**WRITTEN EXERCISE:** Go through the material below and copy each line where the word "xlabel" appears.

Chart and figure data

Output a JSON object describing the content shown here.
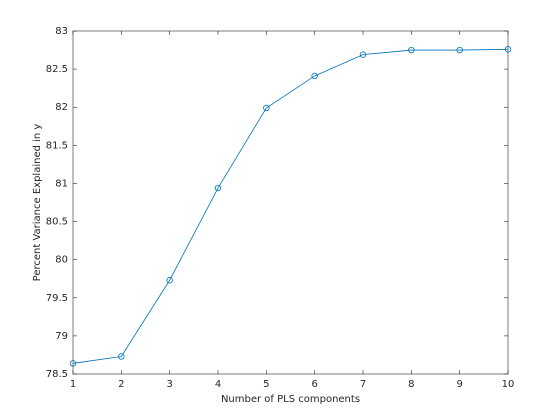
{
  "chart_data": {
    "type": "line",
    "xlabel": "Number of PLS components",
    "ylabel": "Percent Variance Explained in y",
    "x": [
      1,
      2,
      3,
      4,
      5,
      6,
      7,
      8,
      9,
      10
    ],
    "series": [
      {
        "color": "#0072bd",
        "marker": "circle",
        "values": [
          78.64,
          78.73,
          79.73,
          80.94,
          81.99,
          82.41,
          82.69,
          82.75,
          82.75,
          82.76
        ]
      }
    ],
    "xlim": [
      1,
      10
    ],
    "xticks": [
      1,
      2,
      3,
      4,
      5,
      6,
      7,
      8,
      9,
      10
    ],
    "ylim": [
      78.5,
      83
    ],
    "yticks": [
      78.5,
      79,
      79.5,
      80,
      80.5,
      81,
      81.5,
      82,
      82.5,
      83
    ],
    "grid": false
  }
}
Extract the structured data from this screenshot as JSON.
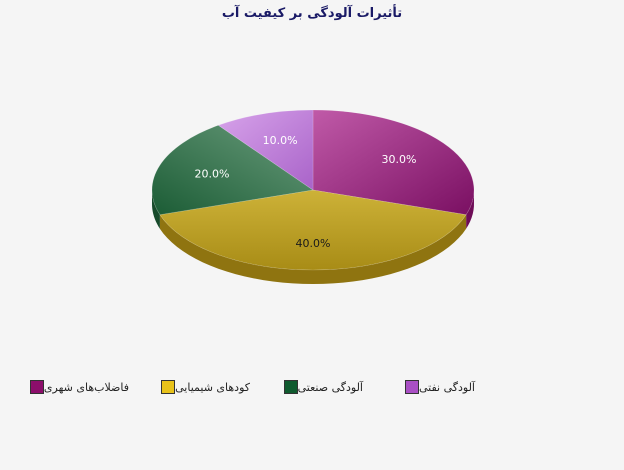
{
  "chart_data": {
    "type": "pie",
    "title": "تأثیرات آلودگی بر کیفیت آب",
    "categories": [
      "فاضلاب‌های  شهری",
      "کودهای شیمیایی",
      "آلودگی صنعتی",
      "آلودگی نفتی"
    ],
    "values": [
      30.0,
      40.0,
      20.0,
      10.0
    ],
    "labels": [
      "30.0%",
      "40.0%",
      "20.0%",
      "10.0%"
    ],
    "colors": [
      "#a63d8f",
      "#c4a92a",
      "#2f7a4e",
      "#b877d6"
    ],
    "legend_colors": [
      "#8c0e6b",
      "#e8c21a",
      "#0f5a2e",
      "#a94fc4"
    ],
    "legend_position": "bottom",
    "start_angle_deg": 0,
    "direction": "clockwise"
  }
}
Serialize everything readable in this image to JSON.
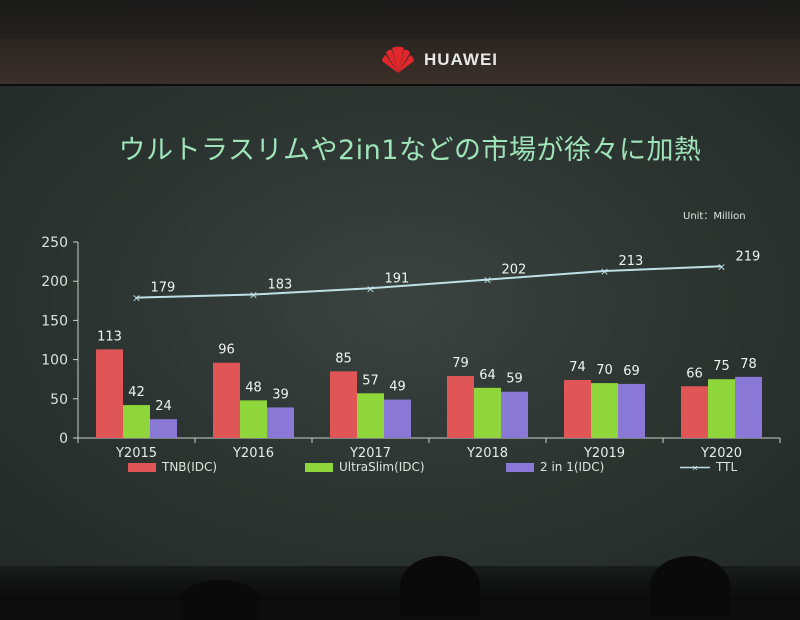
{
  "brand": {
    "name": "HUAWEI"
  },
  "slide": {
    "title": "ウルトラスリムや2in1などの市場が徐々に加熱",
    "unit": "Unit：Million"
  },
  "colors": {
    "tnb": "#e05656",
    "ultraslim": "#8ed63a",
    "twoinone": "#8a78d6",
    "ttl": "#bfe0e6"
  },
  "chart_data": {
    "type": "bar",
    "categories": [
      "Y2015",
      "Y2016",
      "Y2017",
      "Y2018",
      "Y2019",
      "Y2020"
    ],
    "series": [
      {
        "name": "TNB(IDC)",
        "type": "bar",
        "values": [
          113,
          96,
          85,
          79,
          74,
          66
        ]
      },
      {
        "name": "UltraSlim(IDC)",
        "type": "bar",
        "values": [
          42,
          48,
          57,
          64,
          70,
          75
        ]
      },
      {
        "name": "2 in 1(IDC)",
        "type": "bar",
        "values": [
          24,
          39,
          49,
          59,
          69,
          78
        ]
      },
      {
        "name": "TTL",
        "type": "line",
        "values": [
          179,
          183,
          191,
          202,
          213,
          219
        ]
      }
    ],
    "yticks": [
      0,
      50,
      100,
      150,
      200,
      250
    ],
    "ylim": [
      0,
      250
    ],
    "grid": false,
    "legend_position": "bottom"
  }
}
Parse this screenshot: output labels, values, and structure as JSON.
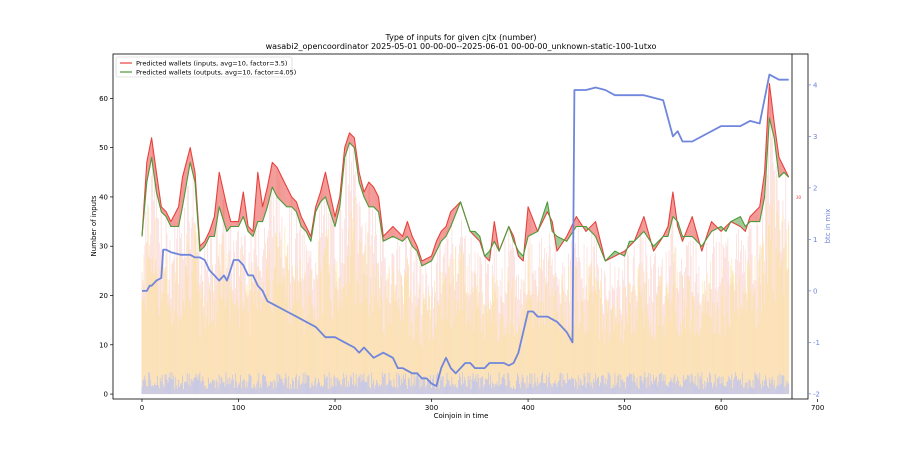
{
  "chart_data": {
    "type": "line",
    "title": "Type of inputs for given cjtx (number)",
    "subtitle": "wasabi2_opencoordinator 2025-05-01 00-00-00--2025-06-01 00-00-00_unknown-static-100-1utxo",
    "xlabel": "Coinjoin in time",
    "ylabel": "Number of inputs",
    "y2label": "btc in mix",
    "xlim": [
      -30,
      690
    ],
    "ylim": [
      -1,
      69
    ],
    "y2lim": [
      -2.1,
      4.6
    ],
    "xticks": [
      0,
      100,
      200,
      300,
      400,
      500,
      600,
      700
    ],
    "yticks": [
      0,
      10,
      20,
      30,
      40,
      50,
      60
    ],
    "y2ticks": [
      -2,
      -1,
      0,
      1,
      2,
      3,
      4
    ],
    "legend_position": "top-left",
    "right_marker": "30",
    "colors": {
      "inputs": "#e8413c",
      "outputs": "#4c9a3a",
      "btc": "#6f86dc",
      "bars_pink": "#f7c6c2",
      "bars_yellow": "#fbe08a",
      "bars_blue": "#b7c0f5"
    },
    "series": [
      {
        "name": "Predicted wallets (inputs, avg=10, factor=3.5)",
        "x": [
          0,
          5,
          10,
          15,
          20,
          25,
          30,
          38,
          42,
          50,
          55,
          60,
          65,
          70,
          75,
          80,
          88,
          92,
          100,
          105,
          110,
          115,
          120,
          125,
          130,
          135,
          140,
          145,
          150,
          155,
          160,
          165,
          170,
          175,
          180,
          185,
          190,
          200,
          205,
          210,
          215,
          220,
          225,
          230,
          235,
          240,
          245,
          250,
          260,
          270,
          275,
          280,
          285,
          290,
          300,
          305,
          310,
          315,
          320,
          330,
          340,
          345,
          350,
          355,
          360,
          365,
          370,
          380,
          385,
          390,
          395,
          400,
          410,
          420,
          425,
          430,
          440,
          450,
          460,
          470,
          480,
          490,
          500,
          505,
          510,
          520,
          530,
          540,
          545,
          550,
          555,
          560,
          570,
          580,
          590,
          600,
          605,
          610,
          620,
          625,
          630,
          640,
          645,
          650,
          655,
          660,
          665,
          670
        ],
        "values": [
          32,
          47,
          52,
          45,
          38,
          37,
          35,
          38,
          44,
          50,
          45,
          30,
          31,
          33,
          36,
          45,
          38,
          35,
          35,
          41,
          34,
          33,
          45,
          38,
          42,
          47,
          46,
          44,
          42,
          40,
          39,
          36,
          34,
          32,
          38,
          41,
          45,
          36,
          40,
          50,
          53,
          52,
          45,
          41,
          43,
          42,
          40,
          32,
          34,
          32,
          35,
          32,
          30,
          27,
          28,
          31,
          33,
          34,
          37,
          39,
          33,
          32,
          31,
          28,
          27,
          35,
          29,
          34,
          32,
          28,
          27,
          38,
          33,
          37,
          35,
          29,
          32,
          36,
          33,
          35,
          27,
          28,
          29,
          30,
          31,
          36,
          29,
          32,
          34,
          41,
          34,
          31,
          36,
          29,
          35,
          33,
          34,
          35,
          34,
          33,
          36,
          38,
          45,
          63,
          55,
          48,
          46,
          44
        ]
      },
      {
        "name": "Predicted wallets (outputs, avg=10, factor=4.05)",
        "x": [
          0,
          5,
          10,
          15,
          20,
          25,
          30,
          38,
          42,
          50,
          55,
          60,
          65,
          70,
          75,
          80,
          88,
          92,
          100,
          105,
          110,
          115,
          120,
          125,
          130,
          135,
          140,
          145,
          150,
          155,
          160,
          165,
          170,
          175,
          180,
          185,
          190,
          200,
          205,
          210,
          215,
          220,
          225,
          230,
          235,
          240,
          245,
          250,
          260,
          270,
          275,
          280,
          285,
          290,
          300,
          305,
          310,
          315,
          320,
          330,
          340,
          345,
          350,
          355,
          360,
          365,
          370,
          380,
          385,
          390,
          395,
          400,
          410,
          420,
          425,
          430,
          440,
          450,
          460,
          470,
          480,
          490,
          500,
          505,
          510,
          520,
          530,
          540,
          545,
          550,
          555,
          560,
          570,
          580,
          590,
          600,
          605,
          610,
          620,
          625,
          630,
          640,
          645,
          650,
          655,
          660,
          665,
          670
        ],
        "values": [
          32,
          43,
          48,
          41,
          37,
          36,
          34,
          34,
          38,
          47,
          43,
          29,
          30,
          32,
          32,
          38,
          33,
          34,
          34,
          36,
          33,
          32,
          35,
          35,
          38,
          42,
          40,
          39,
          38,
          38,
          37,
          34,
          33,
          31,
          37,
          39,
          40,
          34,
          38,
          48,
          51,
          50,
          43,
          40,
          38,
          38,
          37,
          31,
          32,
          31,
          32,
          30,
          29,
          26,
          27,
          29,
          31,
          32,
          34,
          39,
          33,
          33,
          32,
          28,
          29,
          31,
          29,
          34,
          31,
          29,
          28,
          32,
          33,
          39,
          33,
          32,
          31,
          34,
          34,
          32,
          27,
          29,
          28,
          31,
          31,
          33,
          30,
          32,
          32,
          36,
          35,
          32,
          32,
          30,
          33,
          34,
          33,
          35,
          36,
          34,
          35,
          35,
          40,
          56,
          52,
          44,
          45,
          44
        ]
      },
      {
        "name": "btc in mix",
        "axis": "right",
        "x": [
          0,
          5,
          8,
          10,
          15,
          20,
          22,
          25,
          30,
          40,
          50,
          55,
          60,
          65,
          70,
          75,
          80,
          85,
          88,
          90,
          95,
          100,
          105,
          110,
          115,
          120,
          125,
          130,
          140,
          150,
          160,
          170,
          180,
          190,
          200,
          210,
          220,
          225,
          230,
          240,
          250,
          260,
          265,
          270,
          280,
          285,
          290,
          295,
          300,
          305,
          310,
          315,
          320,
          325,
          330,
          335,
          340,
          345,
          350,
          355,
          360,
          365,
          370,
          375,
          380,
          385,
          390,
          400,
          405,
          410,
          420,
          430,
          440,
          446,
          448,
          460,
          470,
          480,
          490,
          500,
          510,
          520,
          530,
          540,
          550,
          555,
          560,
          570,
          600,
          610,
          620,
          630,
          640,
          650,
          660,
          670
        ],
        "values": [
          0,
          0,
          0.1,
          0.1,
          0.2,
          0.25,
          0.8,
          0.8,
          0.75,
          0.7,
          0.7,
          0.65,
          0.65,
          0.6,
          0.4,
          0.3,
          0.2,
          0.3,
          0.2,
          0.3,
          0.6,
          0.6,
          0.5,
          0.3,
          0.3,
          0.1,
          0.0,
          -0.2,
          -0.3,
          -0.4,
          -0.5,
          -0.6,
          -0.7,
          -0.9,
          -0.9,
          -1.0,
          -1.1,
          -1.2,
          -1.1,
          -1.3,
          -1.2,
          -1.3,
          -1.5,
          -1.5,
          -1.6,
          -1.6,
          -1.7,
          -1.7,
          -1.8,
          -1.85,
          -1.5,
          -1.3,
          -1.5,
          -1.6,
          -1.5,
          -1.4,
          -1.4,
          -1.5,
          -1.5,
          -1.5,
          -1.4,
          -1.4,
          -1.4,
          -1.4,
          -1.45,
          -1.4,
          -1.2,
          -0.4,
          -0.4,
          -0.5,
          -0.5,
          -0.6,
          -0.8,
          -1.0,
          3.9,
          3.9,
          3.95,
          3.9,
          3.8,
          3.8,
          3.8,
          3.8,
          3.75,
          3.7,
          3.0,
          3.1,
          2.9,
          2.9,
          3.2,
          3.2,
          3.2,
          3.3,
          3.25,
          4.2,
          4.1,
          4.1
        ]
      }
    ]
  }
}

**ANSWER IN FULL:**
    "xlabel": "Number of PLS components",
    "xlabel": "Coinjoin in time",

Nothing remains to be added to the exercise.